• Data section:
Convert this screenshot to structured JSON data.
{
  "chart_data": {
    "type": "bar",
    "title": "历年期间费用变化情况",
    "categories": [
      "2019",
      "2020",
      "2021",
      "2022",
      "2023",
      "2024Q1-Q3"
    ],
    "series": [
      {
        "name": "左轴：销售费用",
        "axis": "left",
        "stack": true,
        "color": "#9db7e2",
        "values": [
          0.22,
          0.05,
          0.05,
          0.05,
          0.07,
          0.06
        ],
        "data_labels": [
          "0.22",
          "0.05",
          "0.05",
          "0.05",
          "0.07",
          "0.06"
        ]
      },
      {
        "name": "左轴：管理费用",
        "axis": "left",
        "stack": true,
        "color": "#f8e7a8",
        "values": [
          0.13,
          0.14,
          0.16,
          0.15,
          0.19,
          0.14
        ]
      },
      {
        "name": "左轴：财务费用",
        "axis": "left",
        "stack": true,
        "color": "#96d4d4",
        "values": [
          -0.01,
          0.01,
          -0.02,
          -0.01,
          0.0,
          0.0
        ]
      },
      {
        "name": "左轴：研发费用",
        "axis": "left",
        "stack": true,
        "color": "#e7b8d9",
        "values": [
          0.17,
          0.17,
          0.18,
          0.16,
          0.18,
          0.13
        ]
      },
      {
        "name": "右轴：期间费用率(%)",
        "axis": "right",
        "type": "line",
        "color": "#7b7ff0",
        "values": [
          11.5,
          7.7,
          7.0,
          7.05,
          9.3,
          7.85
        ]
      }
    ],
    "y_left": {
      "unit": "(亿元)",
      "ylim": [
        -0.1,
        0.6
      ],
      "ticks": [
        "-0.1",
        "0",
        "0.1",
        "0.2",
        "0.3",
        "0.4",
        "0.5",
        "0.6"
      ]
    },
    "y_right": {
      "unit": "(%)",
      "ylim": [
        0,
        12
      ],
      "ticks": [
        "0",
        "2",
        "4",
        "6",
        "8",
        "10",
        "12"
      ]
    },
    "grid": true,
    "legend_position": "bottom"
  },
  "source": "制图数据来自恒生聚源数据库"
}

--

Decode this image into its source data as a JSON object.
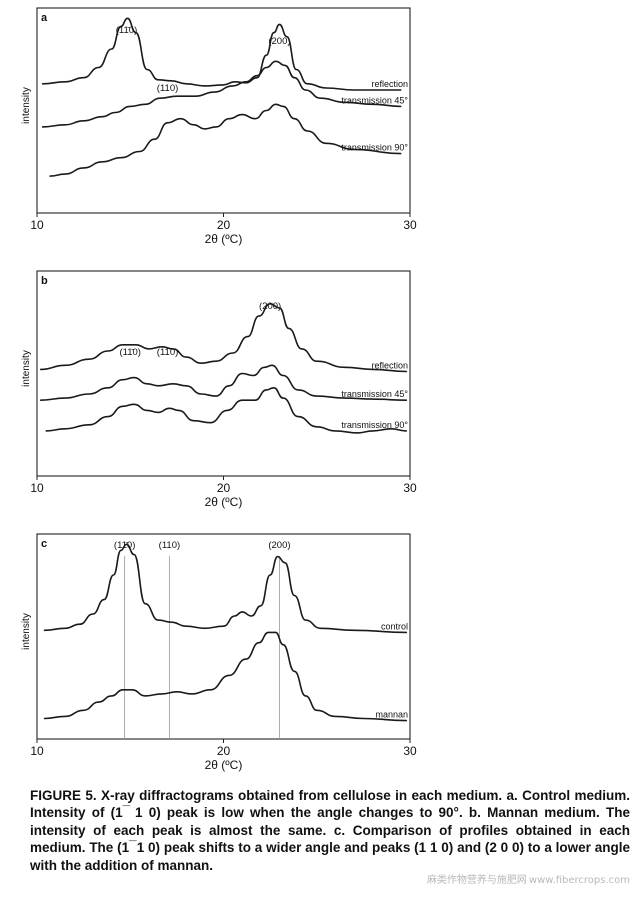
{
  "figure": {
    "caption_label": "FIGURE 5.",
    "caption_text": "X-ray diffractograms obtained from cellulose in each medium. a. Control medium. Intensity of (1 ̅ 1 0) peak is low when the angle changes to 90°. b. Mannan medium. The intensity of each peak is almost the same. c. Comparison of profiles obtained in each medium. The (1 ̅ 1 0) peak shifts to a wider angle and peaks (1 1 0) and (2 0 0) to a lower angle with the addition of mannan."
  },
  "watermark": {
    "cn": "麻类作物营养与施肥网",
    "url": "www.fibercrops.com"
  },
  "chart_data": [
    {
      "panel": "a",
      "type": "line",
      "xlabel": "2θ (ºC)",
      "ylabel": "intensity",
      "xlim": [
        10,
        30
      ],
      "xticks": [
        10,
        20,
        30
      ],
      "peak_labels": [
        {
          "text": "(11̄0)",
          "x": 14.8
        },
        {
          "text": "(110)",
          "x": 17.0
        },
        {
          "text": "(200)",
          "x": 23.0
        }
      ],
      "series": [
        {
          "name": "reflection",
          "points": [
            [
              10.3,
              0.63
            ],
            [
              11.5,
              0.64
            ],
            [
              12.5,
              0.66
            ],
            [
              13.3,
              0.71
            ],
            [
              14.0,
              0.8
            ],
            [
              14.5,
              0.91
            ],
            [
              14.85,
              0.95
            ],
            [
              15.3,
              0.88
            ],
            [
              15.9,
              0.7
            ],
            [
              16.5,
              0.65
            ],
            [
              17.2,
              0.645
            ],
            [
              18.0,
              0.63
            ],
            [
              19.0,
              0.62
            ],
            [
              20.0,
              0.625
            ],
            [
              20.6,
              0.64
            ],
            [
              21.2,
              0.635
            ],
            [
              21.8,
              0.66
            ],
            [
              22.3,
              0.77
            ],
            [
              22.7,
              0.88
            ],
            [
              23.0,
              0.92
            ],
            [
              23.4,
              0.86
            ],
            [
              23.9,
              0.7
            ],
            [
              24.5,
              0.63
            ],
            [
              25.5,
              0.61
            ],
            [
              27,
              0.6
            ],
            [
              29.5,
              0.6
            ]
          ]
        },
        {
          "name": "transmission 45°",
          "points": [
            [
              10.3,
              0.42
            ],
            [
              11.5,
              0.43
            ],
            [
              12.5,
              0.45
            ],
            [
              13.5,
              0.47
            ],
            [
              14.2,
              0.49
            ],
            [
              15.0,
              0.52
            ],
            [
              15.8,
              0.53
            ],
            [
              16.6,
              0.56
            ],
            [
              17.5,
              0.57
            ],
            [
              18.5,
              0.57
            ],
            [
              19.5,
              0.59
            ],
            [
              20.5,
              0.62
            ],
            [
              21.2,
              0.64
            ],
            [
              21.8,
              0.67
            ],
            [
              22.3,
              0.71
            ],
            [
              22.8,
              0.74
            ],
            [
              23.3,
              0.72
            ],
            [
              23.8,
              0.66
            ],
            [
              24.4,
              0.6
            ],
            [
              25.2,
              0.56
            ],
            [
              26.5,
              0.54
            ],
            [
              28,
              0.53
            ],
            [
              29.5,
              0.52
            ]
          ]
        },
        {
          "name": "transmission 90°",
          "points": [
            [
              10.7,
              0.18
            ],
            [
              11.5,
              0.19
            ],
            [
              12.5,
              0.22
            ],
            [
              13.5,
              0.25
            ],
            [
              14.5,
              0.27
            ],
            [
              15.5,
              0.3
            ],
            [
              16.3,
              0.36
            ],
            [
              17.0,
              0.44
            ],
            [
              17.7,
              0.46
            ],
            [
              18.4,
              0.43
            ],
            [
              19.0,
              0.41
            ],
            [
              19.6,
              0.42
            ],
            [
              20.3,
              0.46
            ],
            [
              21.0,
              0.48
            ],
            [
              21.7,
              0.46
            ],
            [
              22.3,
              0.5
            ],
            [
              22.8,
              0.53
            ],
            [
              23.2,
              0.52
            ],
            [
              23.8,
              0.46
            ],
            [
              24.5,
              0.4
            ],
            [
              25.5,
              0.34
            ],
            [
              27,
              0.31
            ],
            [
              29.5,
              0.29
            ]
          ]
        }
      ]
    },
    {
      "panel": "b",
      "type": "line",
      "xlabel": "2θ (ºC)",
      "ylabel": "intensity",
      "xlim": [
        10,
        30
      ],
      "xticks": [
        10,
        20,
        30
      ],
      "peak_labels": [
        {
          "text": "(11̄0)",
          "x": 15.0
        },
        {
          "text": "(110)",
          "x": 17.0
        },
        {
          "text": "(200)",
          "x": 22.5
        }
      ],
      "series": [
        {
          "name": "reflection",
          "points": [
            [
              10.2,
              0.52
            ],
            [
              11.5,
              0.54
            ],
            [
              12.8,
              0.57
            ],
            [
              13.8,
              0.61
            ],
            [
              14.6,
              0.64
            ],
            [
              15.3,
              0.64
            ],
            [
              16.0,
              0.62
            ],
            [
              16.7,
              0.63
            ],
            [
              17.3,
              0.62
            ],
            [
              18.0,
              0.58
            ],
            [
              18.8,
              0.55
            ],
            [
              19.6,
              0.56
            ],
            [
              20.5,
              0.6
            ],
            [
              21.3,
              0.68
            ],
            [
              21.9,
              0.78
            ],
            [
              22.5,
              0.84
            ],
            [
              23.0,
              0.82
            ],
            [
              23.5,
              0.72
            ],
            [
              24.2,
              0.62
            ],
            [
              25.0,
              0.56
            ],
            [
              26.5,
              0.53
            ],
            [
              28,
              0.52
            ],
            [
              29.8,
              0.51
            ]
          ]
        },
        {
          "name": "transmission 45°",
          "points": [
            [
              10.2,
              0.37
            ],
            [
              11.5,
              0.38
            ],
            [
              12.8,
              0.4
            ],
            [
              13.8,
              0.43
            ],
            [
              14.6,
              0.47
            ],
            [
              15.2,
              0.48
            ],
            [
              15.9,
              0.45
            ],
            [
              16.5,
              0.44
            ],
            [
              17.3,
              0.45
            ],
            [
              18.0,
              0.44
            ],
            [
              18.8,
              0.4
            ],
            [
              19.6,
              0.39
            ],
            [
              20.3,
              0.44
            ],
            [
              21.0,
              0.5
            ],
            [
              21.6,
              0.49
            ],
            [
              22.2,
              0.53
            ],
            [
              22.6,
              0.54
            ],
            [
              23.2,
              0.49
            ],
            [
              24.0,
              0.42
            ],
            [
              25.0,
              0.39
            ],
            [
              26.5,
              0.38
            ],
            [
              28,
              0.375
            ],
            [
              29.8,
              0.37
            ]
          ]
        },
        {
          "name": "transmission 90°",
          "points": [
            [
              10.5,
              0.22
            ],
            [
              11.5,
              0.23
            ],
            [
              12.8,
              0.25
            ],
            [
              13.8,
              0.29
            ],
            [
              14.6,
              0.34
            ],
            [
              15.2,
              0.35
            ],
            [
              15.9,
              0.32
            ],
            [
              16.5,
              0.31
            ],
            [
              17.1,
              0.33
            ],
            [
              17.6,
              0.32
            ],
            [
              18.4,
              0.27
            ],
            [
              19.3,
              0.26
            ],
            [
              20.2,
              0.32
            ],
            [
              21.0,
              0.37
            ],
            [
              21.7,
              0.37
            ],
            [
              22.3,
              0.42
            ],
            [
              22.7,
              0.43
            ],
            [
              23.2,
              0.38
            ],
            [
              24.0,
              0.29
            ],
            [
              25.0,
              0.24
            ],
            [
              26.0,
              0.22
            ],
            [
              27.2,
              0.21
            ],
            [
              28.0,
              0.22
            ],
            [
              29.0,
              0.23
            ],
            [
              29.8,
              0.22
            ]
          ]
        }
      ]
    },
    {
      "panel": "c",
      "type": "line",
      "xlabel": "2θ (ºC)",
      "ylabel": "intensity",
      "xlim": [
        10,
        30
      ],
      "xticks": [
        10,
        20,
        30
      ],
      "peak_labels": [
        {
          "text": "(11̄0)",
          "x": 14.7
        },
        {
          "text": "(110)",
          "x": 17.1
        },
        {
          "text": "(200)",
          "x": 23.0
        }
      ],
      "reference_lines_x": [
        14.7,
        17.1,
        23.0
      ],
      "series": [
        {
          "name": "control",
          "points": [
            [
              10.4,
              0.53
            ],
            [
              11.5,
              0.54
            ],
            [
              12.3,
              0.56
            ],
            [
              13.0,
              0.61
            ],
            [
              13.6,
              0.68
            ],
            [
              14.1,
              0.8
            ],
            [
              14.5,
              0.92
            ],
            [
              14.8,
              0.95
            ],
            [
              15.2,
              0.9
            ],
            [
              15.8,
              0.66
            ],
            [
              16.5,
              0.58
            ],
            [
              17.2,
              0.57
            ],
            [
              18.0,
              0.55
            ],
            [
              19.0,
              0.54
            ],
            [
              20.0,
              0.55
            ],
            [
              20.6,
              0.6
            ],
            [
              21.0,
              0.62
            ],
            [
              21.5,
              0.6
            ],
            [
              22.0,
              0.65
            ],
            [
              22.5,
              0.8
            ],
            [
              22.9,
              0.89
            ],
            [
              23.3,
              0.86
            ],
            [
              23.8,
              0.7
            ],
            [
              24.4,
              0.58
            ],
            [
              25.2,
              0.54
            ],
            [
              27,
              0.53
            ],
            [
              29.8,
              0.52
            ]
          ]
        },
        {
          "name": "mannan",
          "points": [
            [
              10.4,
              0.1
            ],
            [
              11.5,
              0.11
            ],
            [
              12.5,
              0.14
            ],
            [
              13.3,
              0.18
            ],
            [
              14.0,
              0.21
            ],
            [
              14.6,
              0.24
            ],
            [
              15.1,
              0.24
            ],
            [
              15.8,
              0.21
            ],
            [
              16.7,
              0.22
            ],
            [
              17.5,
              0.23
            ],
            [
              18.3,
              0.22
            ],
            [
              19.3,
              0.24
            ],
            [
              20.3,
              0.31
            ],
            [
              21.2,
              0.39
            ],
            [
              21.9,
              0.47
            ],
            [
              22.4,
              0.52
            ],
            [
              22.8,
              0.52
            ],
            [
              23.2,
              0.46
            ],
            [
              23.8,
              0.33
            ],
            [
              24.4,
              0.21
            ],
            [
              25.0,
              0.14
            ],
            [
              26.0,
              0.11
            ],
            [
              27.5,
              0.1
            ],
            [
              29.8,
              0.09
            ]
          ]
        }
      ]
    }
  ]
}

• Task instructions:
Lines from the records above that hold "this" are the ones to list.

• Completed exercise:
Convert this screenshot to structured JSON data.
Decode this image into its source data as a JSON object.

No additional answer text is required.